**STATED TASK:**
Tally the lines that include "Students". Output the number only.

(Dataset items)
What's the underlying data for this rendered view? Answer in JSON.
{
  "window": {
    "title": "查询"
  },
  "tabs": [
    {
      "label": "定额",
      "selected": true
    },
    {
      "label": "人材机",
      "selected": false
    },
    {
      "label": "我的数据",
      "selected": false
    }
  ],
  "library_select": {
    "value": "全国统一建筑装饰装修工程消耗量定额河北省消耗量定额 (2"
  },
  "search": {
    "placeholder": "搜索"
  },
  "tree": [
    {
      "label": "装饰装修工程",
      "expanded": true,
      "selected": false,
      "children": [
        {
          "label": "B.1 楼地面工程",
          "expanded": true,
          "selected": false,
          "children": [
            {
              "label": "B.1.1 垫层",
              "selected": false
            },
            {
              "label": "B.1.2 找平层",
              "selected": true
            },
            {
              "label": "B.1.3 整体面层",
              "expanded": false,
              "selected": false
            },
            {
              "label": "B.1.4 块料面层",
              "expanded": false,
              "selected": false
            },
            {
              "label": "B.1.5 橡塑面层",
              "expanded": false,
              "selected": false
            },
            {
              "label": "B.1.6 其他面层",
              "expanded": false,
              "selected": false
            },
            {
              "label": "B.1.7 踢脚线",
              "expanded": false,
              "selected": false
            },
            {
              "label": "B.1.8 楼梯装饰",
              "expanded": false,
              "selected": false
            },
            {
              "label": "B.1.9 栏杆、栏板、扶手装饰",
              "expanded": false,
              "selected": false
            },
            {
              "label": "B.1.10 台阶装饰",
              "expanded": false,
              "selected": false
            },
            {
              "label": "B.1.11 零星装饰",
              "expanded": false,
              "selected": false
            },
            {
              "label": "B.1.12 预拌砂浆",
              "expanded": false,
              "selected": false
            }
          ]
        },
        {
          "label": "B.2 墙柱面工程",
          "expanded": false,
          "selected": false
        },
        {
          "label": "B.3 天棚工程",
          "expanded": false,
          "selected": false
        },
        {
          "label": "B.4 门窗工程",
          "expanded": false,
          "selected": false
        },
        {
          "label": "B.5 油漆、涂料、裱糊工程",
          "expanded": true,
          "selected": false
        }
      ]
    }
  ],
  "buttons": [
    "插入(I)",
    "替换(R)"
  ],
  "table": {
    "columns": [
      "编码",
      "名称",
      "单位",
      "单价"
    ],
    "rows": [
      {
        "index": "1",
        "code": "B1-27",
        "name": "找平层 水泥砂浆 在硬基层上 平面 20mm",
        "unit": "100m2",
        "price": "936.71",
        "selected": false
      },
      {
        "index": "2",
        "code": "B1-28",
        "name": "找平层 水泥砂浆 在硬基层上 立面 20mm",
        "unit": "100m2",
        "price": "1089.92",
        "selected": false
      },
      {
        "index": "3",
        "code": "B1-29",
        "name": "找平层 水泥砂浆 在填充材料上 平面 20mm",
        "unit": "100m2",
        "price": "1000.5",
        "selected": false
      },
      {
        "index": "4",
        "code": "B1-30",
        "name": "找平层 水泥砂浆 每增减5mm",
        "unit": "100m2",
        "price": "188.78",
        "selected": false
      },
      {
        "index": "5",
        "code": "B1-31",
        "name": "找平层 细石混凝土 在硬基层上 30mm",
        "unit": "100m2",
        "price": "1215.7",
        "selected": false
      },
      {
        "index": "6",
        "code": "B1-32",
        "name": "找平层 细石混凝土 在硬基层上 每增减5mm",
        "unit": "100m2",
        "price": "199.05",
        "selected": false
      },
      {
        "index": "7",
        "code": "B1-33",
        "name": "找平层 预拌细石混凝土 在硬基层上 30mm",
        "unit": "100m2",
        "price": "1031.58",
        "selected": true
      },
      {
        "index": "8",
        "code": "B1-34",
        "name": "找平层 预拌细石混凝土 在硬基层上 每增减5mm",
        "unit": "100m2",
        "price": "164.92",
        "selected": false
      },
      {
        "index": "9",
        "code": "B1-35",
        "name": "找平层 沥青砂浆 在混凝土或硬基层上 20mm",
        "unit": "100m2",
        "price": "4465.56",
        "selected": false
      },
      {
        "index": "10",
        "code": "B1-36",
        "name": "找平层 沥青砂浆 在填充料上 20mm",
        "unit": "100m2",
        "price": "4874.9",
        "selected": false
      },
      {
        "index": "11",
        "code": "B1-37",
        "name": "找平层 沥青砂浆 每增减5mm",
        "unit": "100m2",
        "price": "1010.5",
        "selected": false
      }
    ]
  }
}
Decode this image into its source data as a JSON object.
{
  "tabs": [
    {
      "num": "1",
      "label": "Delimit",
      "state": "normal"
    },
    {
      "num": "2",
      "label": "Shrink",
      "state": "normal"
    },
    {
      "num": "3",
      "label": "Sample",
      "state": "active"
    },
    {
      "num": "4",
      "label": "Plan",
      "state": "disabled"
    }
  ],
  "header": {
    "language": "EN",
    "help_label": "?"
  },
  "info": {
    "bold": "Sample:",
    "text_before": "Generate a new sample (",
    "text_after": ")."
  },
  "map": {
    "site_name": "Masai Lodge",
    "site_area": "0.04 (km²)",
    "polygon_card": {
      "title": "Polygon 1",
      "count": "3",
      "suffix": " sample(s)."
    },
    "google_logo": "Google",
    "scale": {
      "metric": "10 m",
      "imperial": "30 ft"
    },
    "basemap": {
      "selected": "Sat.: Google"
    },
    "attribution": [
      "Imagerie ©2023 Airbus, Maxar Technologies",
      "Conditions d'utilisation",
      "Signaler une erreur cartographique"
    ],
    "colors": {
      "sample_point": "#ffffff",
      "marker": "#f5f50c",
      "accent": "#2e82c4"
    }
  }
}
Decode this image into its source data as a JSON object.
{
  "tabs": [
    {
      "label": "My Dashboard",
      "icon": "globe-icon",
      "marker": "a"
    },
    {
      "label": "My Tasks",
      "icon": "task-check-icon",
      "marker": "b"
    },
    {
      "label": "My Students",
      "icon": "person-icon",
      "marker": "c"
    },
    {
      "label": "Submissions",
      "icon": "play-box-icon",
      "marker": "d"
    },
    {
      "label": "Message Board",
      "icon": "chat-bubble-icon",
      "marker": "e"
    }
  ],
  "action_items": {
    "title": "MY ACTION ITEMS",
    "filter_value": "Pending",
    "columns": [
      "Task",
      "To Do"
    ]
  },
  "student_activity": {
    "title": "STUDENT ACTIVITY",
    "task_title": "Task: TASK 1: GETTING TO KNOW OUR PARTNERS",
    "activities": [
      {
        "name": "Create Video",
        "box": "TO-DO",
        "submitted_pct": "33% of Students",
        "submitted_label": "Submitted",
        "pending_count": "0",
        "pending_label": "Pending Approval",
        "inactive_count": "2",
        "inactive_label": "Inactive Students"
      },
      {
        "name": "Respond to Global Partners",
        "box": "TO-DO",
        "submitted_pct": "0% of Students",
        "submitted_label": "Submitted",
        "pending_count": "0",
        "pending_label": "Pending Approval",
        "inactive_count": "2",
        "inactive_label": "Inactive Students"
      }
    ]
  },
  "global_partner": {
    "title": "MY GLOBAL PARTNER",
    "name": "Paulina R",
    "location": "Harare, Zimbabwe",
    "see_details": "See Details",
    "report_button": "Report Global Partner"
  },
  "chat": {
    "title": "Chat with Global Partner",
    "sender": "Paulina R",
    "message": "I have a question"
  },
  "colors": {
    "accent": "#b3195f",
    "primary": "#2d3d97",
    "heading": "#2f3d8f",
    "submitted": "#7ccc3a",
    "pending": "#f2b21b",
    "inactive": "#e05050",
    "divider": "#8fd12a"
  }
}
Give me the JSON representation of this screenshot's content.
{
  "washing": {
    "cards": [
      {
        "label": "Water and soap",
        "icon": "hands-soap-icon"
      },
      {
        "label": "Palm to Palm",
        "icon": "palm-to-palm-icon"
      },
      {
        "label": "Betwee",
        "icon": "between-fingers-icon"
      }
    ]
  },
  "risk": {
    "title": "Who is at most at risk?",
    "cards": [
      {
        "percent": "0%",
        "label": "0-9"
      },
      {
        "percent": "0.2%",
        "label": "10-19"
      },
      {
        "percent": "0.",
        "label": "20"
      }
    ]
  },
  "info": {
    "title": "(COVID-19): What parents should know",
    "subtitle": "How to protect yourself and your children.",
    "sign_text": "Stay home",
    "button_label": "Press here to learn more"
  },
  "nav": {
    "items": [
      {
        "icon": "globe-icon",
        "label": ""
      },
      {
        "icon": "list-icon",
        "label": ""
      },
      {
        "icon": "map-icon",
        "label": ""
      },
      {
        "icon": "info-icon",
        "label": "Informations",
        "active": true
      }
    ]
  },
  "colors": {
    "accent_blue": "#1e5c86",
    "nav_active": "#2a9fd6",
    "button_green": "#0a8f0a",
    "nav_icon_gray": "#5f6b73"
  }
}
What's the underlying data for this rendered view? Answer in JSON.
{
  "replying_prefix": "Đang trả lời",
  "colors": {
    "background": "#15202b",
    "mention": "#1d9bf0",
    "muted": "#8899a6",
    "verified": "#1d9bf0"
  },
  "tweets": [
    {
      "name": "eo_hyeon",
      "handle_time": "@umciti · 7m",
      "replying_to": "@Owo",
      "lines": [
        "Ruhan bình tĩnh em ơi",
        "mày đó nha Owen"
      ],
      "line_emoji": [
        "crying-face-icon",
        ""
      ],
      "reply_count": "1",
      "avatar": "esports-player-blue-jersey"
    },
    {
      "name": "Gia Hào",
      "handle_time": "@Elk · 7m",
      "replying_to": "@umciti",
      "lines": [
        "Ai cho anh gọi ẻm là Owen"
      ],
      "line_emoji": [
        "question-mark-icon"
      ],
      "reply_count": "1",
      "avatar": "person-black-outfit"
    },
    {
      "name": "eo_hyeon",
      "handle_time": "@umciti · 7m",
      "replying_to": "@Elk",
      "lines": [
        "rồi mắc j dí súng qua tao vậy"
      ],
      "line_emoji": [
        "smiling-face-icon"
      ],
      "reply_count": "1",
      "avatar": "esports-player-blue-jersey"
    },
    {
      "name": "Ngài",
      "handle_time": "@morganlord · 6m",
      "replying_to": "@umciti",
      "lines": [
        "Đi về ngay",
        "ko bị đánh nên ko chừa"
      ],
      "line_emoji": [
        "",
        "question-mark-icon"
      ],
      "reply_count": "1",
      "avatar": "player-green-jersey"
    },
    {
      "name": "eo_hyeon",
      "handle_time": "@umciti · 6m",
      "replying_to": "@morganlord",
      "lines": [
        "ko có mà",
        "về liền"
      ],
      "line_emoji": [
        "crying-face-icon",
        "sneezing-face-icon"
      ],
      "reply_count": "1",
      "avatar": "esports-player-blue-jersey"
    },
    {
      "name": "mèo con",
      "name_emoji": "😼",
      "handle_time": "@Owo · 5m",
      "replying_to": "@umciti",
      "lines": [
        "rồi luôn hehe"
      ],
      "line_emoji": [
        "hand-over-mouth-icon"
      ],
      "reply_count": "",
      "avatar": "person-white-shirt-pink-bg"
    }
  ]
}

**WRITTEN REPLY:**
5